- [Instructions for the task]:
Give only the number of lines in these records that contain the word "dieser".

[Saved data entries]
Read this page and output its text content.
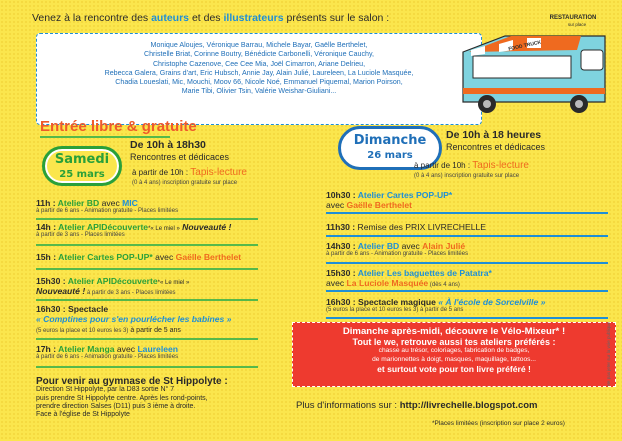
Venez à la rencontre des auteurs et des illustrateurs présents sur le salon :
Monique Aloujes, Véronique Barrau, Michele Bayar, Gaëlle Berthelet,
Christelle Briat, Corinne Boutry, Bénédicte Carbonelli, Véronique Cauchy,
Christophe Cazenove, Cee Cee Mia, Joël Cimarron, Ariane Delrieu,
Rebecca Galera, Grains d'art, Eric Hubsch, Annie Jay, Alain Julié, Laureleen, La Luciole Masquée,
Chadia Loueslati, Mic, Mouchi, Moov 66, Nicole Noé, Emmanuel Piquemal, Marion Poirson,
Marie Tibi, Olivier Tsin, Valérie Weishar-Giuliani...
RESTAURATION
sur place
FOOD TRUCK
Entrée libre & gratuite
Samedi
25 mars
De 10h à 18h30
Rencontres et dédicaces
à partir de 10h : Tapis-lecture
(0 à 4 ans) inscription gratuite sur place
11h : Atelier BD avec MIC
à partir de 6 ans - Animation gratuite - Places limitées
14h : Atelier APIDécouverte*« Le miel » Nouveauté !
à partir de 3 ans - Places limitées
15h : Atelier Cartes POP-UP* avec Gaëlle Berthelet
15h30 : Atelier APIDécouverte*« Le miel »
Nouveauté ! à partir de 3 ans - Places limitées
16h30 : Spectacle
« Comptines pour s'en pourlécher les babines »
(5 euros la place et 10 euros les 3) à partir de 5 ans
17h : Atelier Manga avec Laureleen
à partir de 6 ans - Animation gratuite - Places limitées
Pour venir au gymnase de St Hippolyte :
Direction St Hippolyte, par la D83 sortie N° 7
puis prendre St Hippolyte centre. Après les rond-points,
prendre direction Salses (D11) puis 3 ième à droite.
Face à l'église de St Hippolyte
Dimanche
26 mars
De 10h à 18 heures
Rencontres et dédicaces
à partir de 10h : Tapis-lecture
(0 à 4 ans) inscription gratuite sur place
10h30 : Atelier Cartes POP-UP*
avec Gaëlle Berthelet
11h30 : Remise des PRIX LIVRECHELLE
14h30 : Atelier BD avec Alain Julié
à partir de 6 ans - Animation gratuite - Places limitées
15h30 : Atelier Les baguettes de Patatra*
avec La Luciole Masquée (dès 4 ans)
16h30 : Spectacle magique « À l'école de Sorcelville »
(5 euros la place et 10 euros les 3) à partir de 5 ans
Dimanche après-midi, découvre le Vélo-Mixeur* !
Tout le we, retrouve aussi tes ateliers préférés :
chasse au trésor, coloriages, fabrication de badges,
de marionnettes à doigt, masques, maquillage, tattoos...
et surtout vote pour ton livre préféré !
Plus d'informations sur : http://livrechelle.blogspot.com
*Places limitées (inscription sur place 2 euros)
Ne pas jeter sur la voie publique
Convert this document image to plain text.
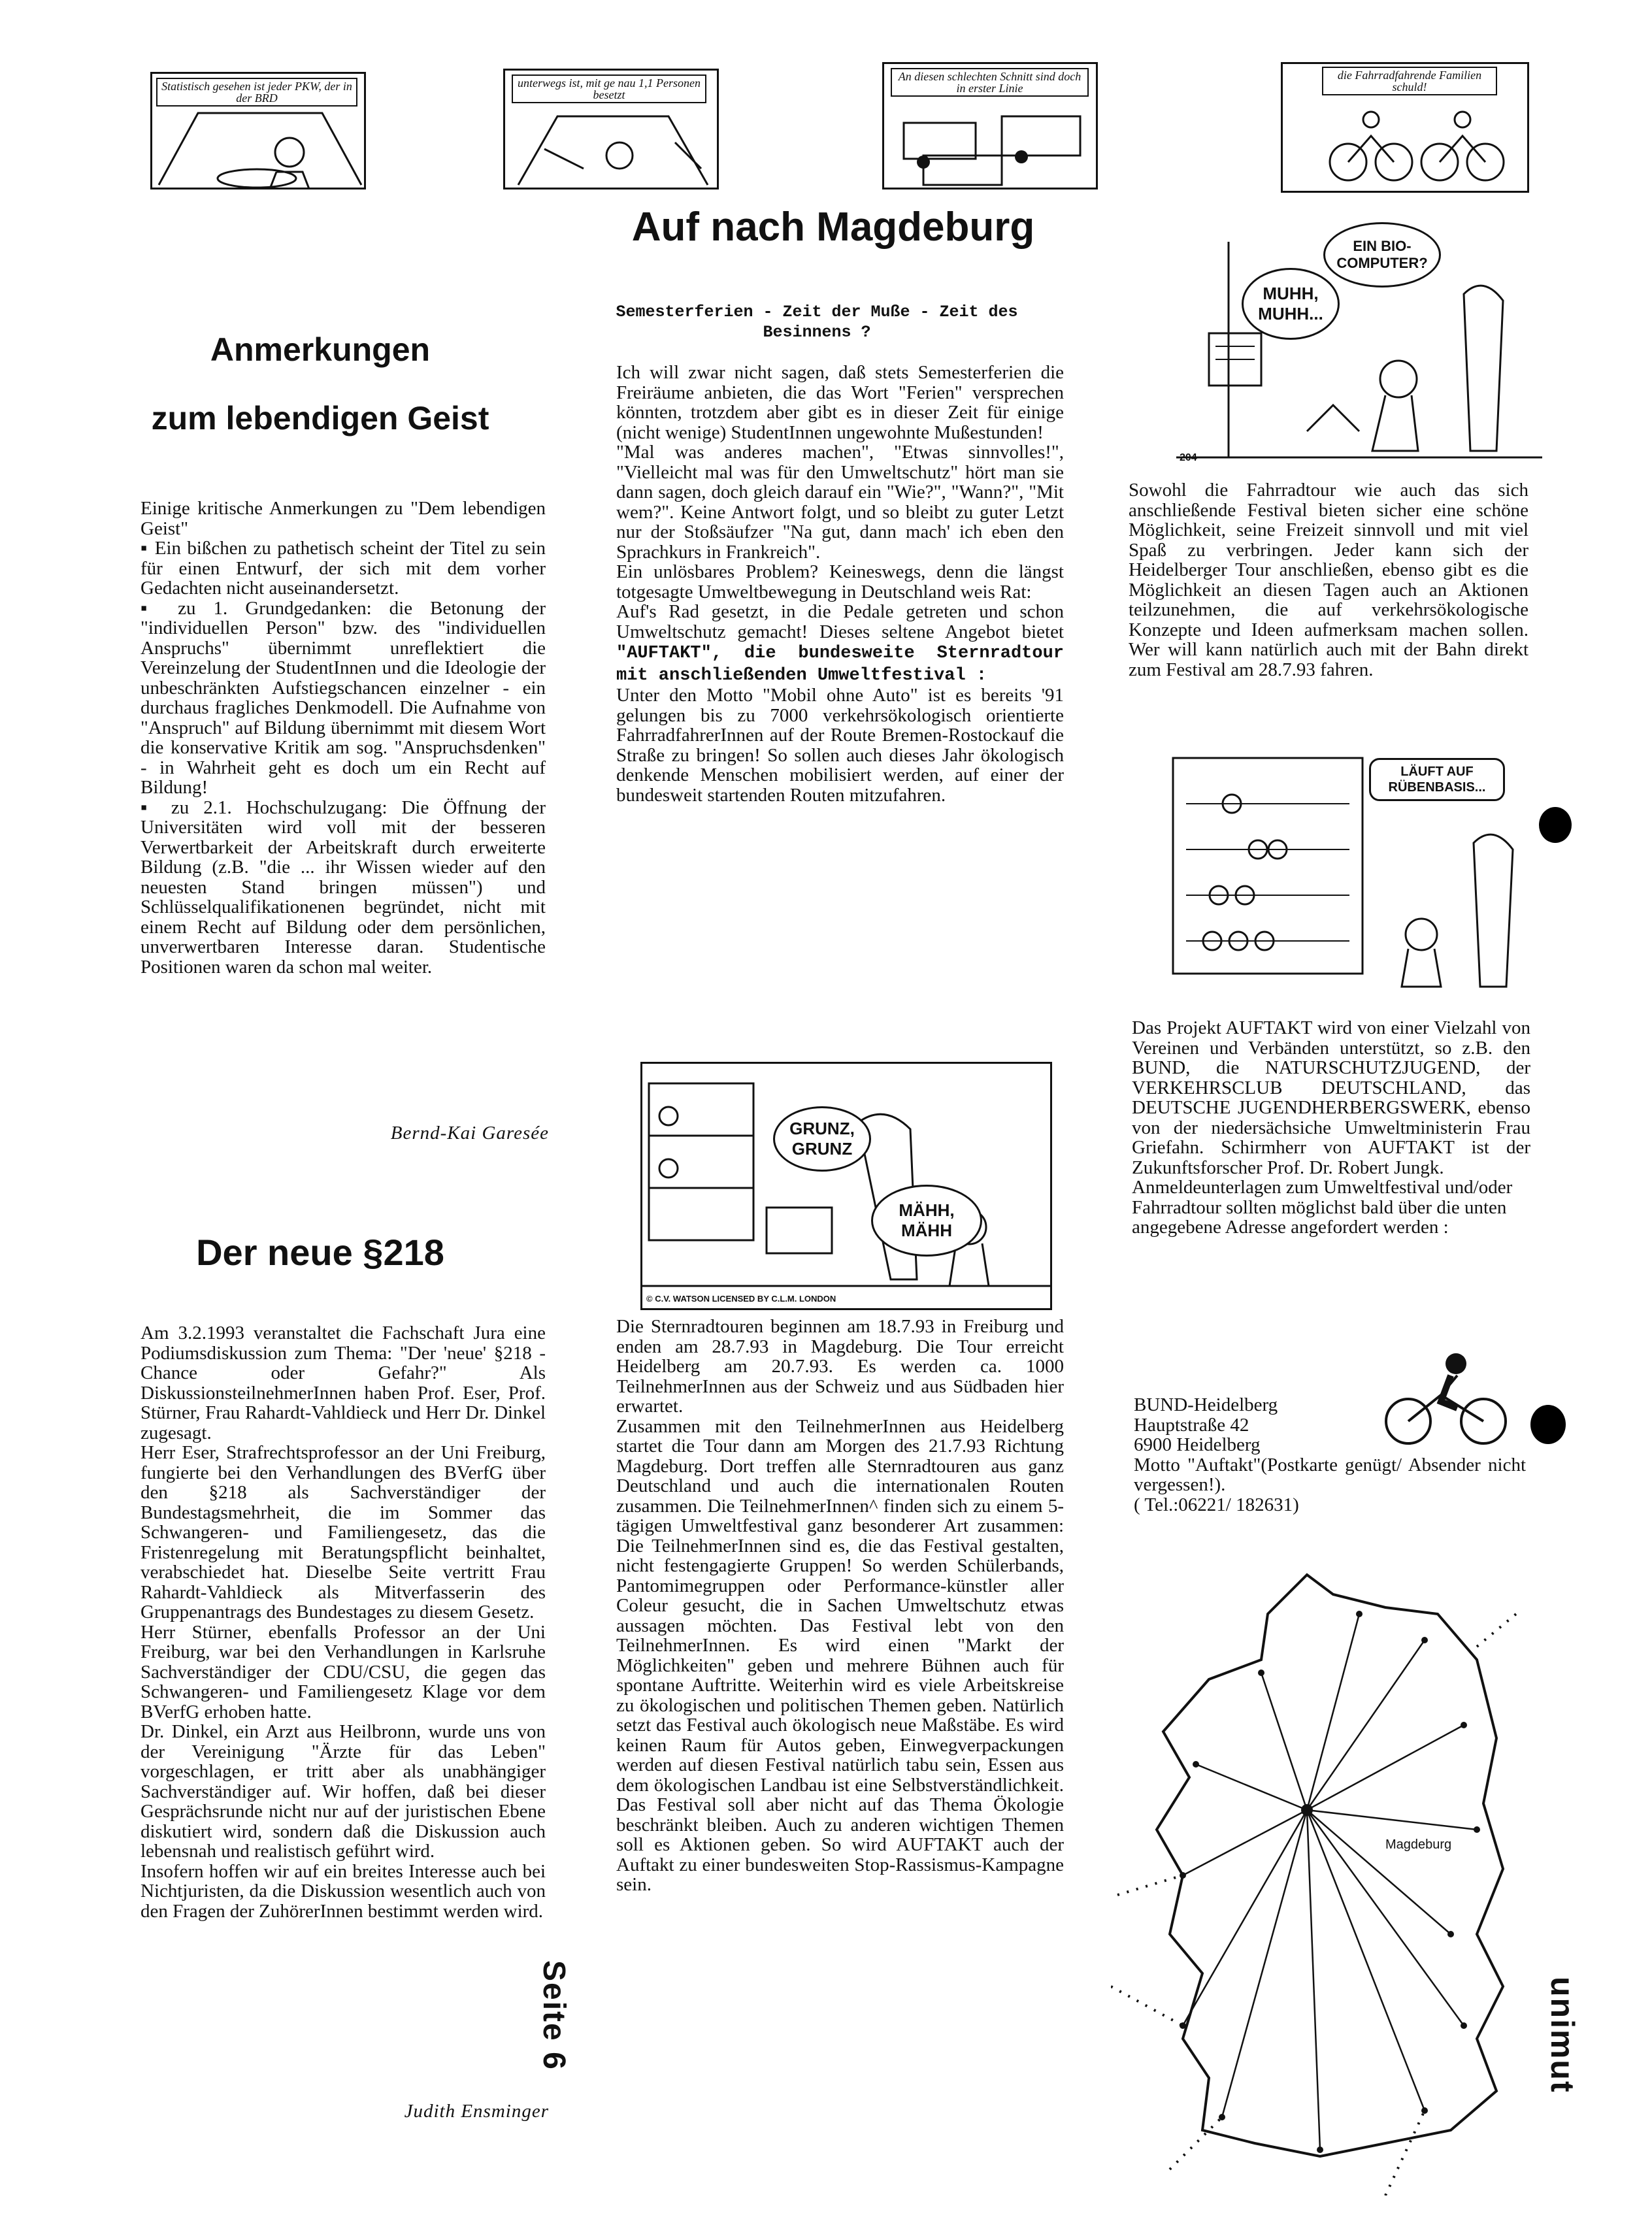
Statistisch gesehen ist jeder PKW, der in der BRD
unterwegs ist, mit ge nau 1,1 Personen besetzt
An diesen schlechten Schnitt sind doch in erster Linie
die Fahrradfahrende Familien schuld!
Anmerkungen
zum lebendigen Geist

Einige kritische Anmerkungen zu "Dem lebendigen Geist"

▪ Ein bißchen zu pathetisch scheint der Titel zu sein für einen Entwurf, der sich mit dem vorher Gedachten nicht auseinandersetzt.

▪ zu 1. Grundgedanken: die Betonung der "individuellen Person" bzw. des "individuellen Anspruchs" übernimmt unreflektiert die Vereinzelung der StudentInnen und die Ideologie der unbeschränkten Aufstiegschancen einzelner - ein durchaus fragliches Denkmodell. Die Aufnahme von "Anspruch" auf Bildung übernimmt mit diesem Wort die konservative Kritik am sog. "Anspruchsdenken" - in Wahrheit geht es doch um ein Recht auf Bildung!

▪ zu 2.1. Hochschulzugang: Die Öffnung der Universitäten wird voll mit der besseren Verwertbarkeit der Arbeitskraft durch erweiterte Bildung (z.B. "die ... ihr Wissen wieder auf den neuesten Stand bringen müssen") und Schlüsselqualifikationenen begründet, nicht mit einem Recht auf Bildung oder dem persönlichen, unverwertbaren Interesse daran. Studentische Positionen waren da schon mal weiter.

Bernd-Kai Garesée
Der neue §218

Am 3.2.1993 veranstaltet die Fachschaft Jura eine Podiumsdiskussion zum Thema: "Der 'neue' §218 - Chance oder Gefahr?" Als DiskussionsteilnehmerInnen haben Prof. Eser, Prof. Stürner, Frau Rahardt-Vahldieck und Herr Dr. Dinkel zugesagt.

Herr Eser, Strafrechtsprofessor an der Uni Freiburg, fungierte bei den Verhandlungen des BVerfG über den §218 als Sachverständiger der Bundestagsmehrheit, die im Sommer das Schwangeren- und Familiengesetz, das die Fristenregelung mit Beratungspflicht beinhaltet, verabschiedet hat. Dieselbe Seite vertritt Frau Rahardt-Vahldieck als Mitverfasserin des Gruppenantrags des Bundestages zu diesem Gesetz.

Herr Stürner, ebenfalls Professor an der Uni Freiburg, war bei den Verhandlungen in Karlsruhe Sachverständiger der CDU/CSU, die gegen das Schwangeren- und Familiengesetz Klage vor dem BVerfG erhoben hatte.

Dr. Dinkel, ein Arzt aus Heilbronn, wurde uns von der Vereinigung "Ärzte für das Leben" vorgeschlagen, er tritt aber als unabhängiger Sachverständiger auf. Wir hoffen, daß bei dieser Gesprächsrunde nicht nur auf der juristischen Ebene diskutiert wird, sondern daß die Diskussion auch lebensnah und realistisch geführt wird.

Insofern hoffen wir auf ein breites Interesse auch bei Nichtjuristen, da die Diskussion wesentlich auch von den Fragen der ZuhörerInnen bestimmt werden wird.

Judith Ensminger
Seite 6
Auf nach Magdeburg
Semesterferien - Zeit der Muße - Zeit des Besinnens ?

Ich will zwar nicht sagen, daß stets Semesterferien die Freiräume anbieten, die das Wort "Ferien" versprechen könnten, trotzdem aber gibt es in dieser Zeit für einige (nicht wenige) StudentInnen ungewohnte Mußestunden!

"Mal was anderes machen", "Etwas sinnvolles!", "Vielleicht mal was für den Umweltschutz" hört man sie dann sagen, doch gleich darauf ein "Wie?", "Wann?", "Mit wem?". Keine Antwort folgt, und so bleibt zu guter Letzt nur der Stoßsäufzer "Na gut, dann mach' ich eben den Sprachkurs in Frankreich".

Ein unlösbares Problem? Keineswegs, denn die längst totgesagte Umweltbewegung in Deutschland weis Rat:

Auf's Rad gesetzt, in die Pedale getreten und schon Umweltschutz gemacht! Dieses seltene Angebot bietet "AUFTAKT", die bundesweite Sternradtour mit anschließenden Umweltfestival :

Unter den Motto "Mobil ohne Auto" ist es bereits '91 gelungen bis zu 7000 verkehrsökologisch orientierte FahrradfahrerInnen auf der Route Bremen-Rostockauf die Straße zu bringen! So sollen auch dieses Jahr ökologisch denkende Menschen mobilisiert werden, auf einer der bundesweit startenden Routen mitzufahren.

GRUNZ, GRUNZ
MÄHH, MÄHH
© C.V. WATSON LICENSED BY C.L.M. LONDON

Die Sternradtouren beginnen am 18.7.93 in Freiburg und enden am 28.7.93 in Magdeburg. Die Tour erreicht Heidelberg am 20.7.93. Es werden ca. 1000 TeilnehmerInnen aus der Schweiz und aus Südbaden hier erwartet.

Zusammen mit den TeilnehmerInnen aus Heidelberg startet die Tour dann am Morgen des 21.7.93 Richtung Magdeburg. Dort treffen alle Sternradtouren aus ganz Deutschland und auch die internationalen Routen zusammen. Die TeilnehmerInnen^ finden sich zu einem 5-tägigen Umweltfestival ganz besonderer Art zusammen: Die TeilnehmerInnen sind es, die das Festival gestalten, nicht festengagierte Gruppen! So werden Schülerbands, Pantomimegruppen oder Performance-künstler aller Coleur gesucht, die in Sachen Umweltschutz etwas aussagen möchten. Das Festival lebt von den TeilnehmerInnen. Es wird einen "Markt der Möglichkeiten" geben und mehrere Bühnen auch für spontane Auftritte. Weiterhin wird es viele Arbeitskreise zu ökologischen und politischen Themen geben. Natürlich setzt das Festival auch ökologisch neue Maßstäbe. Es wird keinen Raum für Autos geben, Einwegverpackungen werden auf diesen Festival natürlich tabu sein, Essen aus dem ökologischen Landbau ist eine Selbstverständlichkeit. Das Festival soll aber nicht auf das Thema Ökologie beschränkt bleiben. Auch zu anderen wichtigen Themen soll es Aktionen geben. So wird AUFTAKT auch der Auftakt zu einer bundesweiten Stop-Rassismus-Kampagne sein.

MUHH, MUHH...
EIN BIO-COMPUTER?
204
Sowohl die Fahrradtour wie auch das sich anschließende Festival bieten sicher eine schöne Möglichkeit, seine Freizeit sinnvoll und mit viel Spaß zu verbringen. Jeder kann sich der Heidelberger Tour anschließen, ebenso gibt es die Möglichkeit an diesen Tagen auch an Aktionen teilzunehmen, die auf verkehrsökologische Konzepte und Ideen aufmerksam machen sollen. Wer will kann natürlich auch mit der Bahn direkt zum Festival am 28.7.93 fahren.
LÄUFT AUF RÜBENBASIS...

Das Projekt AUFTAKT wird von einer Vielzahl von Vereinen und Verbänden unterstützt, so z.B. den BUND, die NATURSCHUTZJUGEND, der VERKEHRSCLUB DEUTSCHLAND, das DEUTSCHE JUGENDHERBERGSWERK, ebenso von der niedersächsiche Umweltministerin Frau Griefahn. Schirmherr von AUFTAKT ist der Zukunftsforscher Prof. Dr. Robert Jungk.

Anmeldeunterlagen zum Umweltfestival und/oder Fahrradtour sollten möglichst bald über die unten angegebene Adresse angefordert werden :

BUND-Heidelberg
Hauptstraße 42
6900 Heidelberg
Motto "Auftakt"(Postkarte genügt/ Absender nicht vergessen!).
( Tel.:06221/ 182631)
Magdeburg
unimut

- [The solution]:
2